→ **Work to do**
Reproduce the data exactly and drop any pictures it holds.

→ **Exercise inputs**
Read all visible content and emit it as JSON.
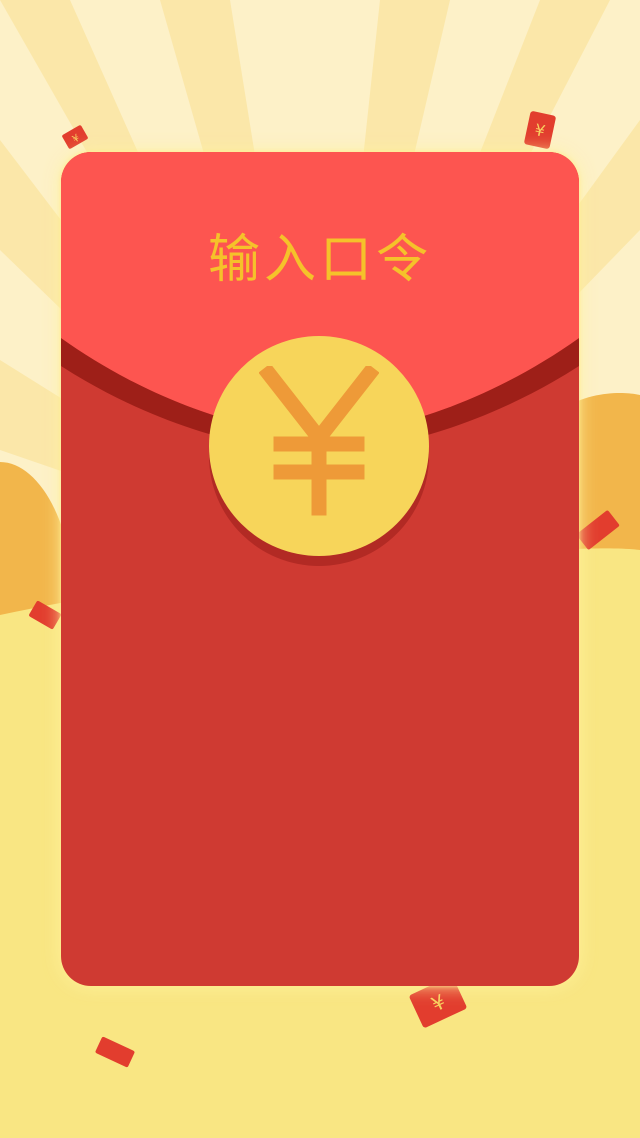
{
  "envelope": {
    "title": "输入口令",
    "coin_icon": "yuan-icon"
  },
  "decorations": {
    "mini_packet_icon": "yuan-icon",
    "mini_packet_symbol": "¥"
  },
  "colors": {
    "envelope_body": "#cf3a32",
    "envelope_flap": "#fd5550",
    "flap_shadow": "#9e1f18",
    "title_text": "#f5c22a",
    "coin": "#f7d55a",
    "coin_symbol": "#ee9a38",
    "background_rays": "#fdf1c8",
    "background_ground": "#f9e683",
    "background_hills": "#f2b64b"
  }
}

→ **Written solution**
Read all visible content and emit it as JSON.
{
  "envelope": {
    "title": "输入口令",
    "coin_icon": "yuan-icon"
  },
  "decorations": {
    "mini_packet_icon": "yuan-icon",
    "mini_packet_symbol": "¥"
  },
  "colors": {
    "envelope_body": "#cf3a32",
    "envelope_flap": "#fd5550",
    "flap_shadow": "#9e1f18",
    "title_text": "#f5c22a",
    "coin": "#f7d55a",
    "coin_symbol": "#ee9a38",
    "background_rays": "#fdf1c8",
    "background_ground": "#f9e683",
    "background_hills": "#f2b64b"
  }
}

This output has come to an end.